DESCRIPTION OF THE TASK:
Your task is to repeat all of the material exactly.

INPUT FOR THIS TASK:
__________________________________________________

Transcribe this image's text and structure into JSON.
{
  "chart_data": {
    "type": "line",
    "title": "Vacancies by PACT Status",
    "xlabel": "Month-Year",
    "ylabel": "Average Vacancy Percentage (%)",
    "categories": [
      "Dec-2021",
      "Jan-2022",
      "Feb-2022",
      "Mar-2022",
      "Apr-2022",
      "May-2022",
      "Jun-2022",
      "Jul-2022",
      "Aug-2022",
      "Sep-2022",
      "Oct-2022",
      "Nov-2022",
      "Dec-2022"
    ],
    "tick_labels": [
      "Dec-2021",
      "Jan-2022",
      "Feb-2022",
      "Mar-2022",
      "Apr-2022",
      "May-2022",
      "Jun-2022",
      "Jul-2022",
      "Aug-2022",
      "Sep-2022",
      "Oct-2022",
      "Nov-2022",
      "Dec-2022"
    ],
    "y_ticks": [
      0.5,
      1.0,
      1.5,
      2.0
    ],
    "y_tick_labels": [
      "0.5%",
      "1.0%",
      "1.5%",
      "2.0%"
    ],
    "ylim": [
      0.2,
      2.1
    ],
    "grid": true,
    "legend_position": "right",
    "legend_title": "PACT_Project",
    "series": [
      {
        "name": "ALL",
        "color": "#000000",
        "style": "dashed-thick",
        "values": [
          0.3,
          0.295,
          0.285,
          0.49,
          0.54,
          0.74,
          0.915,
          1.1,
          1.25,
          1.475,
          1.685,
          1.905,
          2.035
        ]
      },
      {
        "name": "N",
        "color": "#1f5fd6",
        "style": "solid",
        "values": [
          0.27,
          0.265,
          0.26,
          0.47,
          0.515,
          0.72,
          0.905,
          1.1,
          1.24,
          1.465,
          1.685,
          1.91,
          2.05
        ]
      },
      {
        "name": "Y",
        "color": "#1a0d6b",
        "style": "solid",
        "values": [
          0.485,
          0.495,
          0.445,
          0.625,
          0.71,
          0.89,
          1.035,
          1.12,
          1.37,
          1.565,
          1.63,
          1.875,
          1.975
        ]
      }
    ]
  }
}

__________________________________________________

TASK ANSWER:
Transcribe this image's text and structure into JSON.
{
  "chart_data": {
    "type": "line",
    "title": "Vacancies by PACT Status",
    "xlabel": "Month-Year",
    "ylabel": "Average Vacancy Percentage (%)",
    "categories": [
      "Dec-2021",
      "Jan-2022",
      "Feb-2022",
      "Mar-2022",
      "Apr-2022",
      "May-2022",
      "Jun-2022",
      "Jul-2022",
      "Aug-2022",
      "Sep-2022",
      "Oct-2022",
      "Nov-2022",
      "Dec-2022"
    ],
    "tick_labels": [
      "Dec-2021",
      "Jan-2022",
      "Feb-2022",
      "Mar-2022",
      "Apr-2022",
      "May-2022",
      "Jun-2022",
      "Jul-2022",
      "Aug-2022",
      "Sep-2022",
      "Oct-2022",
      "Nov-2022",
      "Dec-2022"
    ],
    "y_ticks": [
      0.5,
      1.0,
      1.5,
      2.0
    ],
    "y_tick_labels": [
      "0.5%",
      "1.0%",
      "1.5%",
      "2.0%"
    ],
    "ylim": [
      0.2,
      2.1
    ],
    "grid": true,
    "legend_position": "right",
    "legend_title": "PACT_Project",
    "series": [
      {
        "name": "ALL",
        "color": "#000000",
        "style": "dashed-thick",
        "values": [
          0.3,
          0.295,
          0.285,
          0.49,
          0.54,
          0.74,
          0.915,
          1.1,
          1.25,
          1.475,
          1.685,
          1.905,
          2.035
        ]
      },
      {
        "name": "N",
        "color": "#1f5fd6",
        "style": "solid",
        "values": [
          0.27,
          0.265,
          0.26,
          0.47,
          0.515,
          0.72,
          0.905,
          1.1,
          1.24,
          1.465,
          1.685,
          1.91,
          2.05
        ]
      },
      {
        "name": "Y",
        "color": "#1a0d6b",
        "style": "solid",
        "values": [
          0.485,
          0.495,
          0.445,
          0.625,
          0.71,
          0.89,
          1.035,
          1.12,
          1.37,
          1.565,
          1.63,
          1.875,
          1.975
        ]
      }
    ]
  }
}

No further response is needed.